Your task is to quote the material that follows, in full and exactly.

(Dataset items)
** start **
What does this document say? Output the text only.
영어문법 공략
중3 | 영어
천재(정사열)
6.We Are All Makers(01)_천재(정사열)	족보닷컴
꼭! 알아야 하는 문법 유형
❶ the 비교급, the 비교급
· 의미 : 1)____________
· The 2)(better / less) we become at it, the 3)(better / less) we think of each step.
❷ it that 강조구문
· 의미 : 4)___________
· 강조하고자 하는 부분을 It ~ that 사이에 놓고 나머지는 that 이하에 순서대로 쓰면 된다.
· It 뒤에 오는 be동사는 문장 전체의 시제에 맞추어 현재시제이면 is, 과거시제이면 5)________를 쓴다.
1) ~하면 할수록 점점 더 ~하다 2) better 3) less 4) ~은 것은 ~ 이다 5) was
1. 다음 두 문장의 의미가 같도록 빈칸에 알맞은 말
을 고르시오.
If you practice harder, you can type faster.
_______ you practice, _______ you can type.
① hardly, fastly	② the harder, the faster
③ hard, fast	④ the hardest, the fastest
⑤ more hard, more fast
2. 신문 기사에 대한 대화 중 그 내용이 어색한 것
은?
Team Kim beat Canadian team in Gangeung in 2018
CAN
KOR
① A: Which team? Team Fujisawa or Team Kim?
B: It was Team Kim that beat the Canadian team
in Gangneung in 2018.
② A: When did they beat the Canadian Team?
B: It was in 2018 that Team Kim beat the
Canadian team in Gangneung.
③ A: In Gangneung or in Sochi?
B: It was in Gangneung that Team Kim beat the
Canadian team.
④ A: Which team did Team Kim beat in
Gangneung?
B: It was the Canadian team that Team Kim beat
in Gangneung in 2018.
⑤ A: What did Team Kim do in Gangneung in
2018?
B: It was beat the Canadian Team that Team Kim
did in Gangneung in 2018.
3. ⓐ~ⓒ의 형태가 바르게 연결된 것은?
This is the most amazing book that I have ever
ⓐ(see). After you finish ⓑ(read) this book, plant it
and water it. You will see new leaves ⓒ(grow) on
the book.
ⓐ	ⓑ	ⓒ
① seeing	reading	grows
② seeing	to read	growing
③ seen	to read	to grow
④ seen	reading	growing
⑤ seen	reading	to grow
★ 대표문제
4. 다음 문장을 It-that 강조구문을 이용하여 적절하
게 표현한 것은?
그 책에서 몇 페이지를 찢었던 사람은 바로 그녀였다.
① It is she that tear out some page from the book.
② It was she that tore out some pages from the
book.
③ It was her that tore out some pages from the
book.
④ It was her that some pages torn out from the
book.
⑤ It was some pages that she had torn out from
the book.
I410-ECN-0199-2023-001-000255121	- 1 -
** end **
- **Answer in full**
What does this document say? Output the text only.
영어문법 공략
중3 | 영어
천재(정사열)
6.We Are All Makers(01)_천재(정사열)	족보닷컴
꼭! 알아야 하는 문법 유형
❶ the 비교급, the 비교급
· 의미 : 1)____________
· The 2)(better / less) we become at it, the 3)(better / less) we think of each step.
❷ it that 강조구문
· 의미 : 4)___________
· 강조하고자 하는 부분을 It ~ that 사이에 놓고 나머지는 that 이하에 순서대로 쓰면 된다.
· It 뒤에 오는 be동사는 문장 전체의 시제에 맞추어 현재시제이면 is, 과거시제이면 5)________를 쓴다.
1) ~하면 할수록 점점 더 ~하다 2) better 3) less 4) ~은 것은 ~ 이다 5) was
1. 다음 두 문장의 의미가 같도록 빈칸에 알맞은 말
을 고르시오.
If you practice harder, you can type faster.
_______ you practice, _______ you can type.
① hardly, fastly	② the harder, the faster
③ hard, fast	④ the hardest, the fastest
⑤ more hard, more fast
2. 신문 기사에 대한 대화 중 그 내용이 어색한 것
은?
Team Kim beat Canadian team in Gangeung in 2018
CAN
KOR
① A: Which team? Team Fujisawa or Team Kim?
B: It was Team Kim that beat the Canadian team
in Gangneung in 2018.
② A: When did they beat the Canadian Team?
B: It was in 2018 that Team Kim beat the
Canadian team in Gangneung.
③ A: In Gangneung or in Sochi?
B: It was in Gangneung that Team Kim beat the
Canadian team.
④ A: Which team did Team Kim beat in
Gangneung?
B: It was the Canadian team that Team Kim beat
in Gangneung in 2018.
⑤ A: What did Team Kim do in Gangneung in
2018?
B: It was beat the Canadian Team that Team Kim
did in Gangneung in 2018.
3. ⓐ~ⓒ의 형태가 바르게 연결된 것은?
This is the most amazing book that I have ever
ⓐ(see). After you finish ⓑ(read) this book, plant it
and water it. You will see new leaves ⓒ(grow) on
the book.
ⓐ	ⓑ	ⓒ
① seeing	reading	grows
② seeing	to read	growing
③ seen	to read	to grow
④ seen	reading	growing
⑤ seen	reading	to grow
★ 대표문제
4. 다음 문장을 It-that 강조구문을 이용하여 적절하
게 표현한 것은?
그 책에서 몇 페이지를 찢었던 사람은 바로 그녀였다.
① It is she that tear out some page from the book.
② It was she that tore out some pages from the
book.
③ It was her that tore out some pages from the
book.
④ It was her that some pages torn out from the
book.
⑤ It was some pages that she had torn out from
the book.
I410-ECN-0199-2023-001-000255121	- 1 -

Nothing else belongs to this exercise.